(Collected data)
============
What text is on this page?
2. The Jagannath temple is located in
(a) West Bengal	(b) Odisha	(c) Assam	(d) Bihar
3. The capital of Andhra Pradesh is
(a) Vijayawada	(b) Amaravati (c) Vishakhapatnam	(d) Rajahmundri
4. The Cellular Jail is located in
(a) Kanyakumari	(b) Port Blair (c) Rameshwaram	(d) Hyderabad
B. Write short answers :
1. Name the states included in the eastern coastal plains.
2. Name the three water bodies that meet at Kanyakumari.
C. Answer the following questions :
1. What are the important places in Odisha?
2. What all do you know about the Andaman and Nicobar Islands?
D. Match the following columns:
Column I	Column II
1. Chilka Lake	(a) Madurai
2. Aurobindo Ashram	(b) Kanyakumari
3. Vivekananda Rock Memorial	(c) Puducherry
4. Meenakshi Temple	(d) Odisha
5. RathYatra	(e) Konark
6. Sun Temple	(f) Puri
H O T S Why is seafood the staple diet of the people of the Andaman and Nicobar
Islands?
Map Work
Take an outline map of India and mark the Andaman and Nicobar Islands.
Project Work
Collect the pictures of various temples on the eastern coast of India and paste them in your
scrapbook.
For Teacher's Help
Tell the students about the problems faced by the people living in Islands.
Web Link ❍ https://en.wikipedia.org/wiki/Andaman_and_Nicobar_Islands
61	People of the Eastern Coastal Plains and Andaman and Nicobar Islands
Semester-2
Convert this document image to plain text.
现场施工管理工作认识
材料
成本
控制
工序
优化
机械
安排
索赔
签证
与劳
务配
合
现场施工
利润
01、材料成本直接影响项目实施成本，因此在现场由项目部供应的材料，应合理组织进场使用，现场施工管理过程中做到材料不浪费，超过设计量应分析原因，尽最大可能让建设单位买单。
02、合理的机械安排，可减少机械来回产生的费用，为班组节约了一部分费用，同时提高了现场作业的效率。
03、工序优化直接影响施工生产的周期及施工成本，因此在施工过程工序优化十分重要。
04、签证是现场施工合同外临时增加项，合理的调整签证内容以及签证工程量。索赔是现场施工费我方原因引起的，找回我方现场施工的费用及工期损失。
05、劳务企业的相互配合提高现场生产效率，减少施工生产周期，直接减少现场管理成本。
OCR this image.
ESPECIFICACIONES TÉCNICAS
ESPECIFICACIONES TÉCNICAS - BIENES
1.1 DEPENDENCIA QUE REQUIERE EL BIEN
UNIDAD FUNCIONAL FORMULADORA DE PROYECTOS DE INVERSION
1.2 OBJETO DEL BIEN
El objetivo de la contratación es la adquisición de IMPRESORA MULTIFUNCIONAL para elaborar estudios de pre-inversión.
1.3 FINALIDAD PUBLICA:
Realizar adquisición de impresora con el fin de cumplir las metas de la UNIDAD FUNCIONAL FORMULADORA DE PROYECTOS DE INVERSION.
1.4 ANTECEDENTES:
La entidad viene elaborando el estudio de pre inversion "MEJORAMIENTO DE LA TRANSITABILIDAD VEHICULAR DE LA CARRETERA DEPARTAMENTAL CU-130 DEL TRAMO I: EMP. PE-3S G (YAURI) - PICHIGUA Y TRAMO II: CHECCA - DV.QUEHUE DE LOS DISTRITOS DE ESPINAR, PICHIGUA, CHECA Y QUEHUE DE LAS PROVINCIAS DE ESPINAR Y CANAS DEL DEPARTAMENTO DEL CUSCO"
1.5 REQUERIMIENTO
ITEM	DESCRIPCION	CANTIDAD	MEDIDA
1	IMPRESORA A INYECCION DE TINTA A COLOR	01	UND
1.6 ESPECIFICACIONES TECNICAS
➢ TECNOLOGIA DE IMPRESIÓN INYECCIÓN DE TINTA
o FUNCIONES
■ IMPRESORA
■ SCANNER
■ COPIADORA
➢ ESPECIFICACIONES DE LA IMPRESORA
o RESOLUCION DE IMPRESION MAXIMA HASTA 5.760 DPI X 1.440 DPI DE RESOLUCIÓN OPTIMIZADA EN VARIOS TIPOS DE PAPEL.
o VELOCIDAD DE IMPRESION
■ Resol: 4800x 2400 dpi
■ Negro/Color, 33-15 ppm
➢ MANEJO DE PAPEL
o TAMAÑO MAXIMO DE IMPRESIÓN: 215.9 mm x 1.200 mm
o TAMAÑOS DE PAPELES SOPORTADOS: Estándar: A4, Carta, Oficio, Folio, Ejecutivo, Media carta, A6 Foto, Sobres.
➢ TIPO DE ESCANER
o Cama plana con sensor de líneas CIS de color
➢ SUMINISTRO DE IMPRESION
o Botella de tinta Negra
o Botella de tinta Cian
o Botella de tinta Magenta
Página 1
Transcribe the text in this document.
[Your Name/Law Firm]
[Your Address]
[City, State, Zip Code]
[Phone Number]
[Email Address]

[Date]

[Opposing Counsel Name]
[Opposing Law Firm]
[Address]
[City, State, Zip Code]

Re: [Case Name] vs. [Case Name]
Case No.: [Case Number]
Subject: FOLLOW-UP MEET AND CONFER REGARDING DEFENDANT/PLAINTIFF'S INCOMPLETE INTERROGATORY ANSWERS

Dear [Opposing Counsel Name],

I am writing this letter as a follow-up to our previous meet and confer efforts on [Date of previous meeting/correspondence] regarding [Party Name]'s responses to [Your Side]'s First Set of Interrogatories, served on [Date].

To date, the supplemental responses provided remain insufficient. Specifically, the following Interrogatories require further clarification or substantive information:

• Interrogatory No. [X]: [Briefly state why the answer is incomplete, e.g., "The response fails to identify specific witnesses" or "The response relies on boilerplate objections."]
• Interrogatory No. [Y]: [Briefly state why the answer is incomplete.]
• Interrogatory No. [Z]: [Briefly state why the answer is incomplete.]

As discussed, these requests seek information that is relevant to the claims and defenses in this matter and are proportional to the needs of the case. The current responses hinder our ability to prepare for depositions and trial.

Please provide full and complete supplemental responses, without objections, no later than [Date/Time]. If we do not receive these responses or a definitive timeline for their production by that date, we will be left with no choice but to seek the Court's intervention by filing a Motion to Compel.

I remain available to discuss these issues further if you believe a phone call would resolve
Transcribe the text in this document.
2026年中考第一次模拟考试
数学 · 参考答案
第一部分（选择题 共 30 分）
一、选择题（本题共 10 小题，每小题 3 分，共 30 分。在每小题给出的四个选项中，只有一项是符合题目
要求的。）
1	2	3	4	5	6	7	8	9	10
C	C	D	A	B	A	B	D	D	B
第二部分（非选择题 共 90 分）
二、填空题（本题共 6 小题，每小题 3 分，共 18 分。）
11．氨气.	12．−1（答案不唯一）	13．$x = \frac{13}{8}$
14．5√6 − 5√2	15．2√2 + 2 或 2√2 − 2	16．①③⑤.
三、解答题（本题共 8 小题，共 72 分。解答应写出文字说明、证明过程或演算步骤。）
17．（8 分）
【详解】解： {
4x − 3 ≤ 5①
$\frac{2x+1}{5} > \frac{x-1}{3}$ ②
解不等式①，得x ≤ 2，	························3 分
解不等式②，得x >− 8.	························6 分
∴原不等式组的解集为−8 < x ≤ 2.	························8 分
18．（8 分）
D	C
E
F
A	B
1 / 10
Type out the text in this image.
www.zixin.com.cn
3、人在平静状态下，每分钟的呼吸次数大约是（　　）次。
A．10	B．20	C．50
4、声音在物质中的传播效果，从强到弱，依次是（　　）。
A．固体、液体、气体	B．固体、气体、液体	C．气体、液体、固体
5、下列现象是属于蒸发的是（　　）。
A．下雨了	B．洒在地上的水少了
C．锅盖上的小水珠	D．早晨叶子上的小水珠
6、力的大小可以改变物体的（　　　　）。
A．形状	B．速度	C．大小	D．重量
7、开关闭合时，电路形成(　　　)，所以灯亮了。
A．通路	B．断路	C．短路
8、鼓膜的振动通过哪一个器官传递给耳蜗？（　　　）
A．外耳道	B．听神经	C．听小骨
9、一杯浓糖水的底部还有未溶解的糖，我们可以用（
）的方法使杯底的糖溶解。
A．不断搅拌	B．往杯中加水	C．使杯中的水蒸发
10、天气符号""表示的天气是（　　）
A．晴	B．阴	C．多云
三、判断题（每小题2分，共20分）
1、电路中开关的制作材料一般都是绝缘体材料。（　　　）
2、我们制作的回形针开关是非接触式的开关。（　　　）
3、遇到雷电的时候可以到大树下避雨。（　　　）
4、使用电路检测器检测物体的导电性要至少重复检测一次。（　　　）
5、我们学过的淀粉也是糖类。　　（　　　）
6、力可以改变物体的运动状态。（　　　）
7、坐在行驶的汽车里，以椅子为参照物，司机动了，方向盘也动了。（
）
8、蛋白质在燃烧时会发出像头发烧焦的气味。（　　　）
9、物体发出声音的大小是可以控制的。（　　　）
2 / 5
============
§ Task objective
Locate all lines holding the word "further", then copy them out.

§ Solution for this problem
To date, the supplemental responses provided remain insufficient. Specifically, the following Interrogatories require further clarification or substantive information:
I remain available to discuss these issues further if you believe a phone call would resolve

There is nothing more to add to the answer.